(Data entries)
————
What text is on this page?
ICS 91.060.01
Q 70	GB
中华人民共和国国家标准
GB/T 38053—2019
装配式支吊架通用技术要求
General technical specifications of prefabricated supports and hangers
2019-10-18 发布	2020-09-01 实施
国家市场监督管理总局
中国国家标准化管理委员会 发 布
————
Written task
Every entry must be retyped in full, exactly as given.

Result of the task
What text is on this page?
ICS 91.060.01
Q 70	GB
中华人民共和国国家标准
GB/T 38053—2019
装配式支吊架通用技术要求
General technical specifications of prefabricated supports and hangers
2019-10-18 发布	2020-09-01 实施
国家市场监督管理总局
中国国家标准化管理委员会 发 布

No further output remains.